→ **Assignment**
Filter the entries for the word "sicher". Copy each line that has it.

===============

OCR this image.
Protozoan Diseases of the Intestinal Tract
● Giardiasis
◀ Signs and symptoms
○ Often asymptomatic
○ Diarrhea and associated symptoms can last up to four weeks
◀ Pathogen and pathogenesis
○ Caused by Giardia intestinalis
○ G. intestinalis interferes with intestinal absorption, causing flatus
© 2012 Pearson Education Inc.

===============

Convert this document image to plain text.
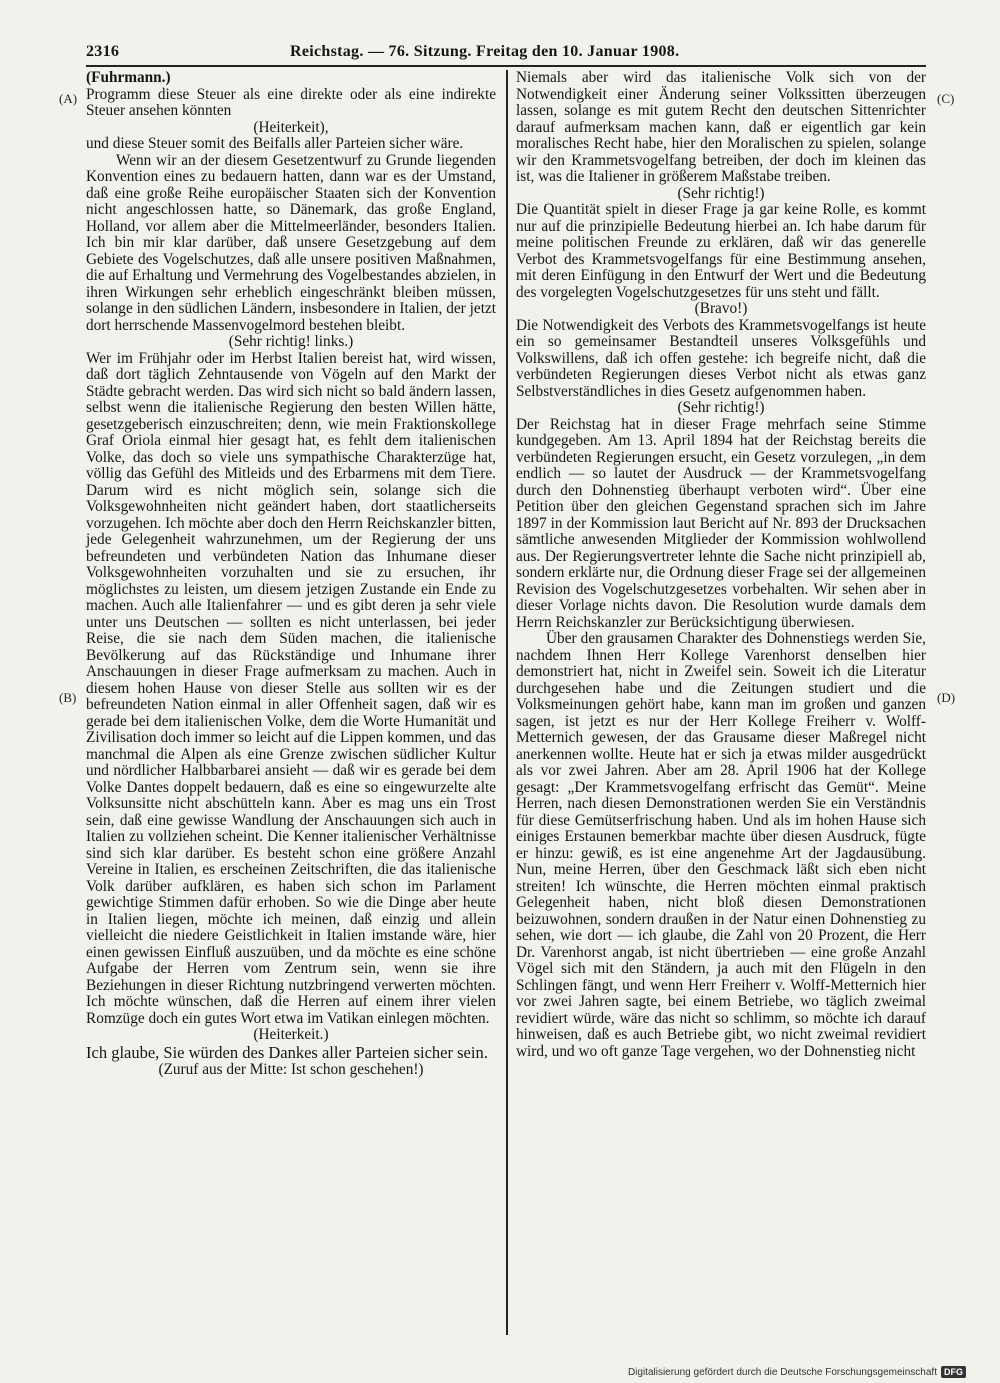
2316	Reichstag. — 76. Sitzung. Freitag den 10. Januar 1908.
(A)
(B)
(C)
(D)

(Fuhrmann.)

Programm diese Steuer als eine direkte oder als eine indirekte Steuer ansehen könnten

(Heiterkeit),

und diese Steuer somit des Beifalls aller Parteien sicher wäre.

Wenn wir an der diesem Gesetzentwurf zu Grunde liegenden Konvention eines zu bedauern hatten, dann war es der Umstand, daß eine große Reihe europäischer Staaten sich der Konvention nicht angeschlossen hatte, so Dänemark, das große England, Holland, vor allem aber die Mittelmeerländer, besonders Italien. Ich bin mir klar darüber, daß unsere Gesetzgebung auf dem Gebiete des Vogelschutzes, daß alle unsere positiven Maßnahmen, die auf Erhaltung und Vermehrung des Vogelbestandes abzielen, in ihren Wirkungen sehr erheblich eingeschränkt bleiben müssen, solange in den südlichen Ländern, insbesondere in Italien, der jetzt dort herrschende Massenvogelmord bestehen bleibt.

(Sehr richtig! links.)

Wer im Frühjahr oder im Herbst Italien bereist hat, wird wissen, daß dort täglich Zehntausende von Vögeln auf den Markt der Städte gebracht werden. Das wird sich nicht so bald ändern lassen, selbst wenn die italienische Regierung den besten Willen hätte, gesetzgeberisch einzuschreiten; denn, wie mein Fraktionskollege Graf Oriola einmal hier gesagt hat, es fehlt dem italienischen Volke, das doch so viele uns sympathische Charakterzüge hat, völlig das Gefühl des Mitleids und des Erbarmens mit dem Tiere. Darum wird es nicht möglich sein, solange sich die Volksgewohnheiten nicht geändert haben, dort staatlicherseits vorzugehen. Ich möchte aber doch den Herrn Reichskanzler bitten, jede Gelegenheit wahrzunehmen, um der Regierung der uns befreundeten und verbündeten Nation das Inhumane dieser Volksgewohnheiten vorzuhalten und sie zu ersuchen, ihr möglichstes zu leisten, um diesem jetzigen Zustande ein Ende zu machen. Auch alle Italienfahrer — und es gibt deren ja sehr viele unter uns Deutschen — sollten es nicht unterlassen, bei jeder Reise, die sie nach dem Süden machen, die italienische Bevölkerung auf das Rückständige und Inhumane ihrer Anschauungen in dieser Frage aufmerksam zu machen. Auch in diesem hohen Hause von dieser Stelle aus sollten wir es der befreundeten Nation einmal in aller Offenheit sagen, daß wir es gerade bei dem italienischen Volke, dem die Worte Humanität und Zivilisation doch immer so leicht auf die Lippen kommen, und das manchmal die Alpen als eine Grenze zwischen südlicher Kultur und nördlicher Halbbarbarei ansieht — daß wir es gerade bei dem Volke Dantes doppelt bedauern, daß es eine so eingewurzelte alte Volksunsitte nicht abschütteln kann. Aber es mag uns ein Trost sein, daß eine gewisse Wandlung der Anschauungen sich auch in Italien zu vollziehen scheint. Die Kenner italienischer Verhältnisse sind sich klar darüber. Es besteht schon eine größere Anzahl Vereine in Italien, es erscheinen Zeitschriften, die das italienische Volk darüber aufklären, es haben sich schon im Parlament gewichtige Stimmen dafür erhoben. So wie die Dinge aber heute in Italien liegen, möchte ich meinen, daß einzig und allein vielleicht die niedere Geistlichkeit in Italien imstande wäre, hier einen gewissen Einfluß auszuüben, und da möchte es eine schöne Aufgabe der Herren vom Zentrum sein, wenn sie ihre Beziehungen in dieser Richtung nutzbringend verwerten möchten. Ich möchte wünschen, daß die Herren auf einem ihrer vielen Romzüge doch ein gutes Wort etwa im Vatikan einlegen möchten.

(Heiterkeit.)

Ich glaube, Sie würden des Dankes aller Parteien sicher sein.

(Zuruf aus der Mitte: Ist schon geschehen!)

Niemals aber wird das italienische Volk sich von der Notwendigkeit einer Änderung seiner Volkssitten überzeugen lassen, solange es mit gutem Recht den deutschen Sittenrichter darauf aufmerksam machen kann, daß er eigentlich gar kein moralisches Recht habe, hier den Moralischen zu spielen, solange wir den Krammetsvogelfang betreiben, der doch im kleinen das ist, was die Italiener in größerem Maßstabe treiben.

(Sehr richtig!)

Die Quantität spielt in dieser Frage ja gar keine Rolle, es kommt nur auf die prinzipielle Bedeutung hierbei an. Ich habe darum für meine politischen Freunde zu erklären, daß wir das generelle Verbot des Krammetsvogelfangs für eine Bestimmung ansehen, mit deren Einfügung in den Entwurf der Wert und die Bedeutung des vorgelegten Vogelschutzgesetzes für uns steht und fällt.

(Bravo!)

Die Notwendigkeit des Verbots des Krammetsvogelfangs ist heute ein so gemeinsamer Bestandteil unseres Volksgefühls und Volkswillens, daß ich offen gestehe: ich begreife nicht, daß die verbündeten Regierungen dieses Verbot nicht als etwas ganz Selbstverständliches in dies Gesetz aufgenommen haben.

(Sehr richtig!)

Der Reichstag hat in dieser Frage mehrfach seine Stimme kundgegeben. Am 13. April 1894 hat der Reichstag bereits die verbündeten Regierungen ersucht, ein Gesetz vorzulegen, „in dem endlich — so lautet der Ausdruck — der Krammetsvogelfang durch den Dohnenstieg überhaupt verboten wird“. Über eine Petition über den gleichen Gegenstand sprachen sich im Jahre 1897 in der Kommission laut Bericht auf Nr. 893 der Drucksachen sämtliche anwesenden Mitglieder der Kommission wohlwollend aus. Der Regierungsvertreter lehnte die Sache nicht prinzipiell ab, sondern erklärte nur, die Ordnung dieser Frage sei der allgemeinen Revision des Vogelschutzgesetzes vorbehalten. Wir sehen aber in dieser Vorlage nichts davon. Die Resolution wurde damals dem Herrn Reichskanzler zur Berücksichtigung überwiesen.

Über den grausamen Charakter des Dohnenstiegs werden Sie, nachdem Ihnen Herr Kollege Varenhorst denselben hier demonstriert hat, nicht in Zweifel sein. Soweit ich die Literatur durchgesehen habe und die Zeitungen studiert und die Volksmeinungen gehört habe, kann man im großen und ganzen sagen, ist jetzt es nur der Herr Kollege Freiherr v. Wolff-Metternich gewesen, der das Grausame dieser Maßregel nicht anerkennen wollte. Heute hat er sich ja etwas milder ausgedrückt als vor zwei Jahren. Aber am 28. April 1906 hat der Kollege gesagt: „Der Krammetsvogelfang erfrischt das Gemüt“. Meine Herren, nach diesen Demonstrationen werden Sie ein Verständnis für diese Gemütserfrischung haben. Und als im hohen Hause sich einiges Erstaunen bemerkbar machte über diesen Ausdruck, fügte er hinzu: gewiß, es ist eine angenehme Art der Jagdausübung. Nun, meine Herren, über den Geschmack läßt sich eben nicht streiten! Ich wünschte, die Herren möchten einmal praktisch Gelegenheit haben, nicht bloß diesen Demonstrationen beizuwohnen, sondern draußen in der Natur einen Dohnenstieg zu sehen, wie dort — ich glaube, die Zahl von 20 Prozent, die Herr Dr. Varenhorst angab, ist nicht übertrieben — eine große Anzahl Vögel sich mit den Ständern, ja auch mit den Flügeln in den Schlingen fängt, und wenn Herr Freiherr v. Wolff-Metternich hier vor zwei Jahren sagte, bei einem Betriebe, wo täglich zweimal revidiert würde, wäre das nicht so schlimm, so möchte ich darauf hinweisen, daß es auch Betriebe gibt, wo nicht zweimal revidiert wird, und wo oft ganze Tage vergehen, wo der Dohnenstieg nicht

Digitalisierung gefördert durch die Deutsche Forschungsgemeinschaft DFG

===============

→ **Completed exercise**
und diese Steuer somit des Beifalls aller Parteien sicher wäre.
Ich glaube, Sie würden des Dankes aller Parteien sicher sein.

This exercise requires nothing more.